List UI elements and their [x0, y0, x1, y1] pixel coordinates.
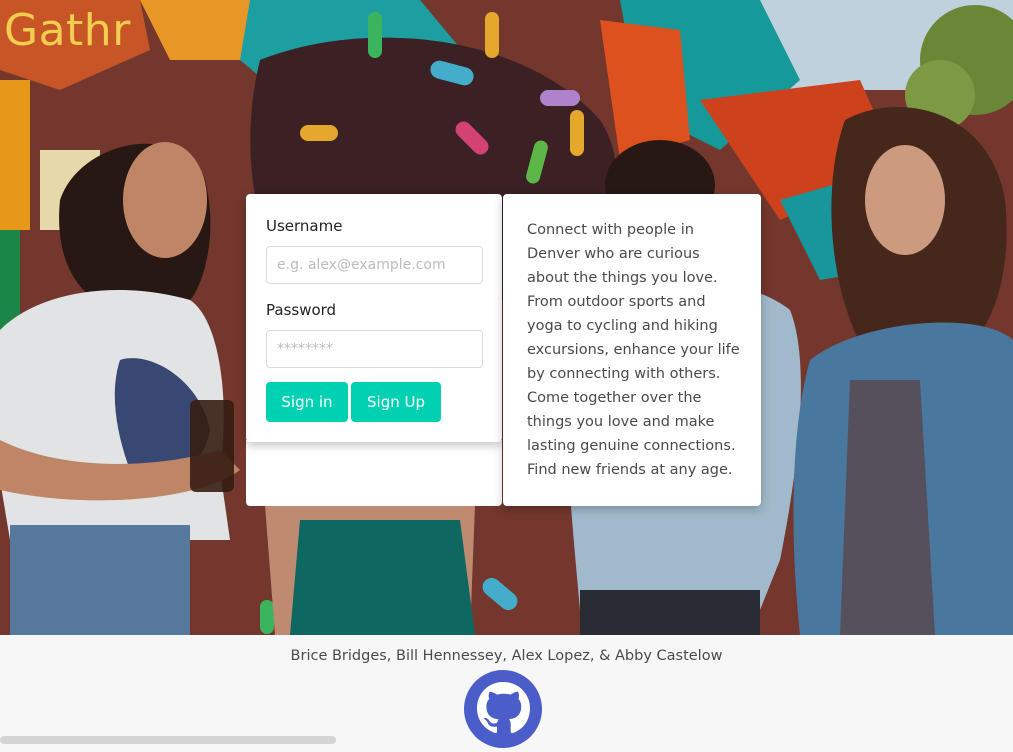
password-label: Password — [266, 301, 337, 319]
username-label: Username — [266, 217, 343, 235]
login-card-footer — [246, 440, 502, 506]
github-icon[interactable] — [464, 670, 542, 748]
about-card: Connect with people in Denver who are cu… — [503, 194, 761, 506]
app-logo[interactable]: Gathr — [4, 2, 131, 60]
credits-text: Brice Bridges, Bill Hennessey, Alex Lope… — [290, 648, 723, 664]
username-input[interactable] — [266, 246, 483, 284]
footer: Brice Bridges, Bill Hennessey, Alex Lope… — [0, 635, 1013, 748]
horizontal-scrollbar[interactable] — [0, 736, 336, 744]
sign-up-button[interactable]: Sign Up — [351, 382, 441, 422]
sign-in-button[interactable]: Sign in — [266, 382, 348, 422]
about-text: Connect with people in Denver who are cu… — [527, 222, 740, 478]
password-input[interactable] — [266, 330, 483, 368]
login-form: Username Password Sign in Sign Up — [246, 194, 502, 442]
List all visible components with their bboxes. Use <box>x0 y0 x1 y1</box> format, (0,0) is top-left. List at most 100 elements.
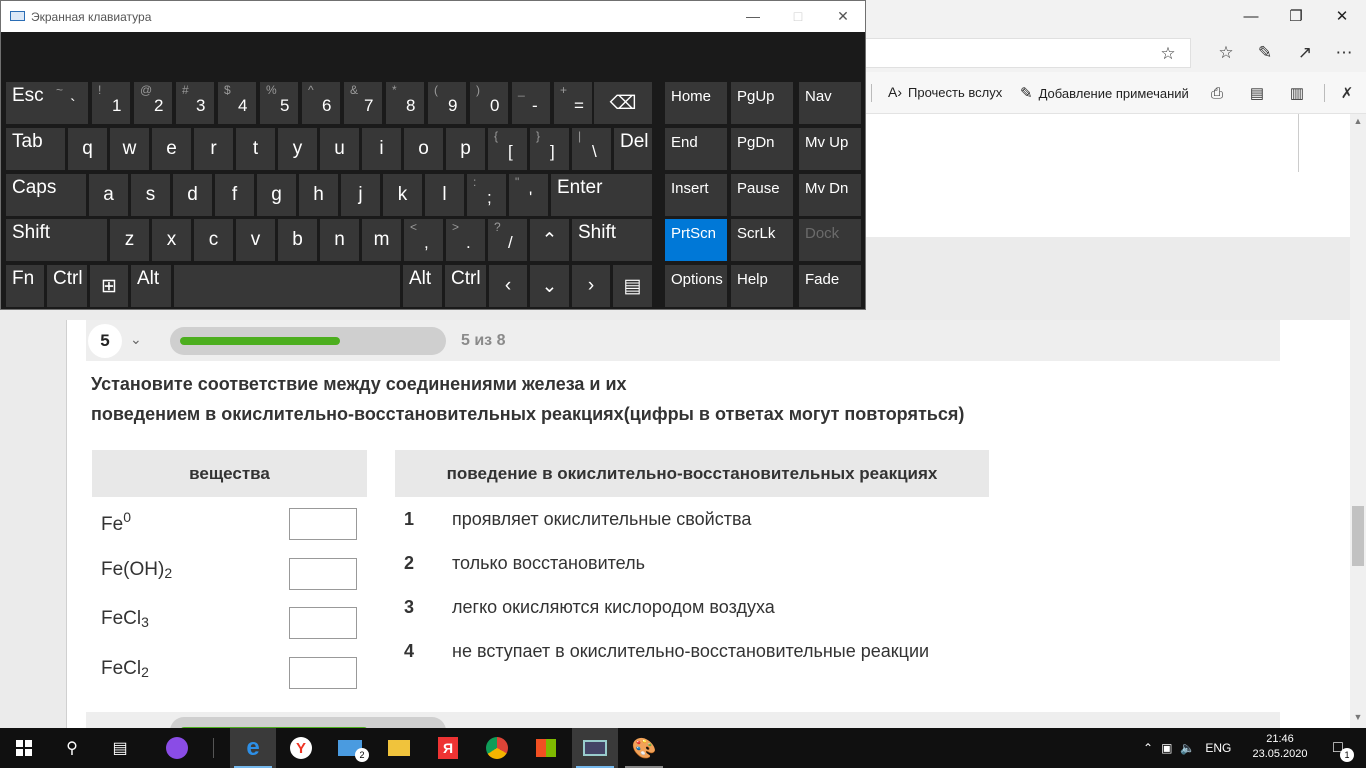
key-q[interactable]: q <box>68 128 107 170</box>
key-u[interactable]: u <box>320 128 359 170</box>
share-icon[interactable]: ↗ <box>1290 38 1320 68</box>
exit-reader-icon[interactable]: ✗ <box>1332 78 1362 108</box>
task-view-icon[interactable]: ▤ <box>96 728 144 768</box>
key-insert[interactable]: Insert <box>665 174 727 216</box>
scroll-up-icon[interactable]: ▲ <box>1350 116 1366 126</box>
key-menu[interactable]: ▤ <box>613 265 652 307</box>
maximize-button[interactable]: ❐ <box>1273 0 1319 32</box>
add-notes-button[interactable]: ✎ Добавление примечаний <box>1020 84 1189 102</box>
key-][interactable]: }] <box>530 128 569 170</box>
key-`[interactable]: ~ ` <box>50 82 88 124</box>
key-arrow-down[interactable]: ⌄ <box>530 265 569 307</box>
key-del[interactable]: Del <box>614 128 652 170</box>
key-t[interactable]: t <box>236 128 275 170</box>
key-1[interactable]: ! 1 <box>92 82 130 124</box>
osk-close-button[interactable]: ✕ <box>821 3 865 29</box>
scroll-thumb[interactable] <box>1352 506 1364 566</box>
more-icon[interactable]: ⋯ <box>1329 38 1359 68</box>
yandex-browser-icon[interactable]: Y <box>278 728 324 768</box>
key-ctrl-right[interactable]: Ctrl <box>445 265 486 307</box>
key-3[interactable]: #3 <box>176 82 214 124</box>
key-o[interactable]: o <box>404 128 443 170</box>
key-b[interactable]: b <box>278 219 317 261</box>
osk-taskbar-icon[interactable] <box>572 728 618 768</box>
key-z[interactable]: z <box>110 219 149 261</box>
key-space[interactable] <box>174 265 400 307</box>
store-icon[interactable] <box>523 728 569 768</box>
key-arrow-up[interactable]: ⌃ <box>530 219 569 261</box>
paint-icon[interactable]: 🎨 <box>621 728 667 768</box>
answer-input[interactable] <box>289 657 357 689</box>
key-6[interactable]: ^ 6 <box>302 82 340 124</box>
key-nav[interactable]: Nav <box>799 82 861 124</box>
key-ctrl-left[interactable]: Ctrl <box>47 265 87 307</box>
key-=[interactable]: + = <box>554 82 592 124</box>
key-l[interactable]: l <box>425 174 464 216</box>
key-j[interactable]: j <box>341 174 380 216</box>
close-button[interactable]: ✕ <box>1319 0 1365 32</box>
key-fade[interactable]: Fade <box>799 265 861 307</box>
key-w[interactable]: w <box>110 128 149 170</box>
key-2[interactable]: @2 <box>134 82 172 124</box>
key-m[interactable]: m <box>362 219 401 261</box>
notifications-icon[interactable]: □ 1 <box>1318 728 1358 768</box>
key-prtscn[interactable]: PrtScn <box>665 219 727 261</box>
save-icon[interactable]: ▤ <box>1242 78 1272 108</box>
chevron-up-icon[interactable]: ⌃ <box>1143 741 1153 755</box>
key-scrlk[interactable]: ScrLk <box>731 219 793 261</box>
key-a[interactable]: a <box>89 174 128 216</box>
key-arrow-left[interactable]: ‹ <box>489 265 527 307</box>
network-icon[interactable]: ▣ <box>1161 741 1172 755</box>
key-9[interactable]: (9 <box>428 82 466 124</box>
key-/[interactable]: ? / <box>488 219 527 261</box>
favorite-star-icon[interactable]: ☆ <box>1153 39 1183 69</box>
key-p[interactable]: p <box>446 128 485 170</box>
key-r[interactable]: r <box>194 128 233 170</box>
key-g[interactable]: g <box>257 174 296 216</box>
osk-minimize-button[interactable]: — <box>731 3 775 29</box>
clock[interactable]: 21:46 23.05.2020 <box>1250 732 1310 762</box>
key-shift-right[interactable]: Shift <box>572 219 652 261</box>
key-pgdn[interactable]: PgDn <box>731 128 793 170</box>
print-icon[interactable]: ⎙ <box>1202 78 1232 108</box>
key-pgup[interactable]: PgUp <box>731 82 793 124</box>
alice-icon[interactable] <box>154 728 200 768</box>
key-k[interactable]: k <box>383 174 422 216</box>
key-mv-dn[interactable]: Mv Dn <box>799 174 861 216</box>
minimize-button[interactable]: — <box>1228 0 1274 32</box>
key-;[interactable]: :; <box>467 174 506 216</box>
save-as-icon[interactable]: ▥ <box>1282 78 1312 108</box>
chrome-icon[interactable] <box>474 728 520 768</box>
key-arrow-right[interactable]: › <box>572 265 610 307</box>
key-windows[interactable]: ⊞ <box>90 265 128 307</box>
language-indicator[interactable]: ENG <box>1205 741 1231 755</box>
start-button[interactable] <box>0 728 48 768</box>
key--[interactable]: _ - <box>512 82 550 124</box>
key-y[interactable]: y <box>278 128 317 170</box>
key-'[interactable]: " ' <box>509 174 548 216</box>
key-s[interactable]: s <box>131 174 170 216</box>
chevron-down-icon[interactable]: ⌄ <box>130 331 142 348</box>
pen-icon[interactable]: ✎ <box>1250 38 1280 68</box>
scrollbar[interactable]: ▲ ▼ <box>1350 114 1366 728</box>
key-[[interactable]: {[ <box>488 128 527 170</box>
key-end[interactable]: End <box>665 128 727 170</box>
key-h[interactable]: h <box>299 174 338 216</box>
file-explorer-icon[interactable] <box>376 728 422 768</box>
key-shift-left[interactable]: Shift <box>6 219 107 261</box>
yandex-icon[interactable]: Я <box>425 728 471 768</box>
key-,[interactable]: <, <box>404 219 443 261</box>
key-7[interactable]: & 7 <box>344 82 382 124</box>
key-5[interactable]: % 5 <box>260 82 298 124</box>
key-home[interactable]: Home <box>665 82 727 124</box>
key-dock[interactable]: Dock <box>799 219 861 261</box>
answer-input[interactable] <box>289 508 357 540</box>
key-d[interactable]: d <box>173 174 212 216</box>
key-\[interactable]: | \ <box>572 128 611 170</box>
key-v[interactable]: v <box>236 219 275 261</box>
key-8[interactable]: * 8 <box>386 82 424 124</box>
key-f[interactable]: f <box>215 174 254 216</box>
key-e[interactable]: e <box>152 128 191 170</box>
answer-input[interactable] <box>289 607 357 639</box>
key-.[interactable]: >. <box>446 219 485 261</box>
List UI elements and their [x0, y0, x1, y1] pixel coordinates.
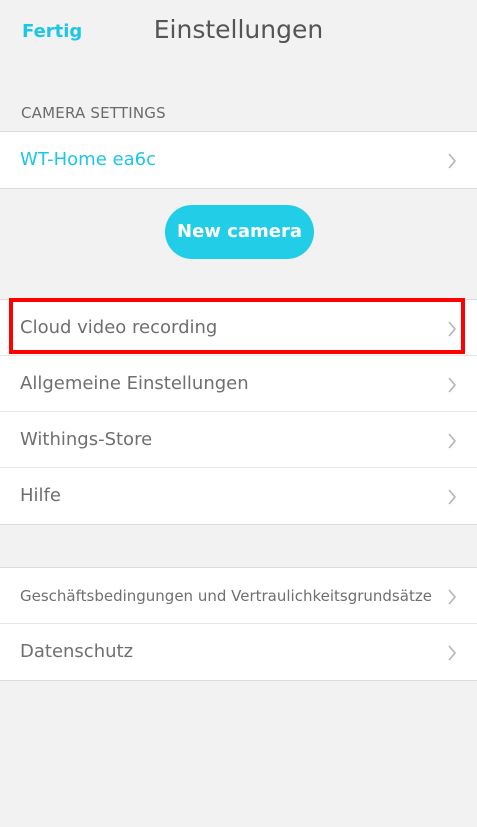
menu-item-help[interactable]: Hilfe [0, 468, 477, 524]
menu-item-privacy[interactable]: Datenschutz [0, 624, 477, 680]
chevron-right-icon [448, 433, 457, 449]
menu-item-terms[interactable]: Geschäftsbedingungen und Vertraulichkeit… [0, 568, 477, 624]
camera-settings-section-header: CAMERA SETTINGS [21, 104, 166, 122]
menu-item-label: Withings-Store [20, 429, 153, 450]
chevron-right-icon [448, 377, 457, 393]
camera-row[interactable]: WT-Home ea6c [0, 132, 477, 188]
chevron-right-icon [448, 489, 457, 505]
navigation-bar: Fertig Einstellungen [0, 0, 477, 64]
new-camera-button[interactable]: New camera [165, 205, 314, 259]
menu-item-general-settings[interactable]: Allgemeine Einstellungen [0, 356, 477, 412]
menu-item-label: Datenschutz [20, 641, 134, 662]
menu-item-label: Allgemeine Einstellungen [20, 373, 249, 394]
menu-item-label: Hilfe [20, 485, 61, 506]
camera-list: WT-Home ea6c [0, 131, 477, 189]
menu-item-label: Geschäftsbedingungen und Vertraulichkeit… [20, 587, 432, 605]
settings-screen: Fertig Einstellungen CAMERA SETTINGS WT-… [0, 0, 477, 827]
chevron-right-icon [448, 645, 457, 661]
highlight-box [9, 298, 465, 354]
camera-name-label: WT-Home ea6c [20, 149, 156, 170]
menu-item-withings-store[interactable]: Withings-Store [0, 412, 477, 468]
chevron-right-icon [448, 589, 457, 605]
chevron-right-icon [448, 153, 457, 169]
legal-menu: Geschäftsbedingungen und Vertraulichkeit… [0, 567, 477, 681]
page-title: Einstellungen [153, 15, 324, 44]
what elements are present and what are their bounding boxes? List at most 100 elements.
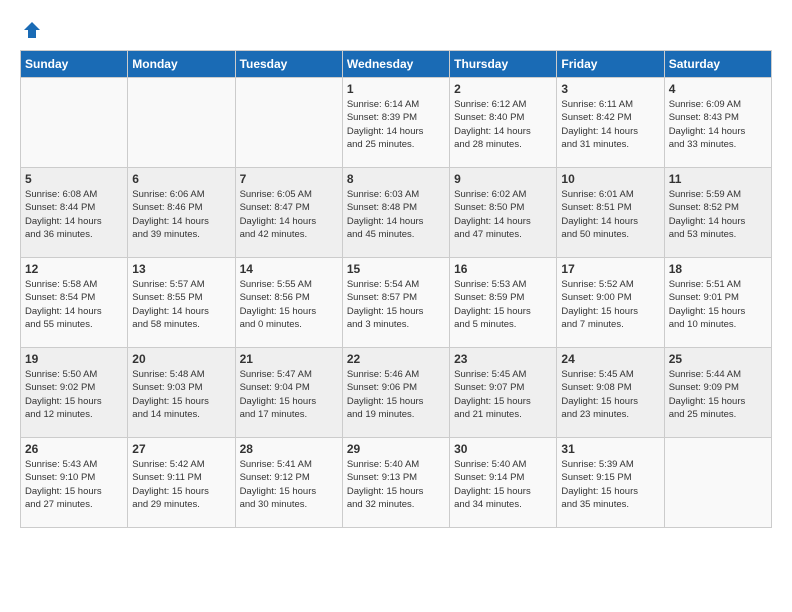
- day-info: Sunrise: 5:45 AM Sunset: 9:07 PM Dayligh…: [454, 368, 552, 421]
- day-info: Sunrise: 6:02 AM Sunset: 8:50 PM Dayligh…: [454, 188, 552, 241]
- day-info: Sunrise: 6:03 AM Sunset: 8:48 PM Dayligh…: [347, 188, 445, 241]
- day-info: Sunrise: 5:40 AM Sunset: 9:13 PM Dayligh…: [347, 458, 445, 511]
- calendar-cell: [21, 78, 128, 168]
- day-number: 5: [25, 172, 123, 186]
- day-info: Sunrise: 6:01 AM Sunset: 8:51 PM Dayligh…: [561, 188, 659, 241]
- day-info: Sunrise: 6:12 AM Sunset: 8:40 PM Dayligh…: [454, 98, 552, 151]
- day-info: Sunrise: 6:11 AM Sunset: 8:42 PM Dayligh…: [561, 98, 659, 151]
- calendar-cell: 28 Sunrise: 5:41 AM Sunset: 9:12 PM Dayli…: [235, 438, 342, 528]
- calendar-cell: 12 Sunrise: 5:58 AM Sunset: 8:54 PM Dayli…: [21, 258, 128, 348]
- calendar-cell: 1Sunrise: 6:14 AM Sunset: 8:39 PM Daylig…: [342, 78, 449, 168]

任务要求: 请把列表中从含有“menu-item-help[interactable]: Hilfe [0, 468, 477, 524]”的那一行开始、到含有“menu-item-label: Hilfe [20, 485, 61, 506]”的那一行结束的各行，以编号列表的形式给出，首尾两行都包括在内，空行略去。

参考答案:
1. menu-item-help[interactable]: Hilfe [0, 468, 477, 524]
2. menu-item-privacy[interactable]: Datenschutz [0, 624, 477, 680]
3. chevron-right-icon [448, 433, 457, 449]
4. menu-item-terms[interactable]: Geschäftsbedingungen und Vertraulichkeit… [0, 568, 477, 624]
5. camera-settings-section-header: CAMERA SETTINGS [21, 104, 166, 122]
6. menu-item-label: Withings-Store [20, 429, 153, 450]
7. chevron-right-icon [448, 377, 457, 393]
8. camera-row[interactable]: WT-Home ea6c [0, 132, 477, 188]
9. chevron-right-icon [448, 489, 457, 505]
10. navigation-bar: Fertig Einstellungen [0, 0, 477, 64]
11. new-camera-button[interactable]: New camera [165, 205, 314, 259]
12. menu-item-general-settings[interactable]: Allgemeine Einstellungen [0, 356, 477, 412]
13. menu-item-label: Datenschutz [20, 641, 134, 662]
14. menu-item-label: Allgemeine Einstellungen [20, 373, 249, 394]
15. menu-item-label: Hilfe [20, 485, 61, 506]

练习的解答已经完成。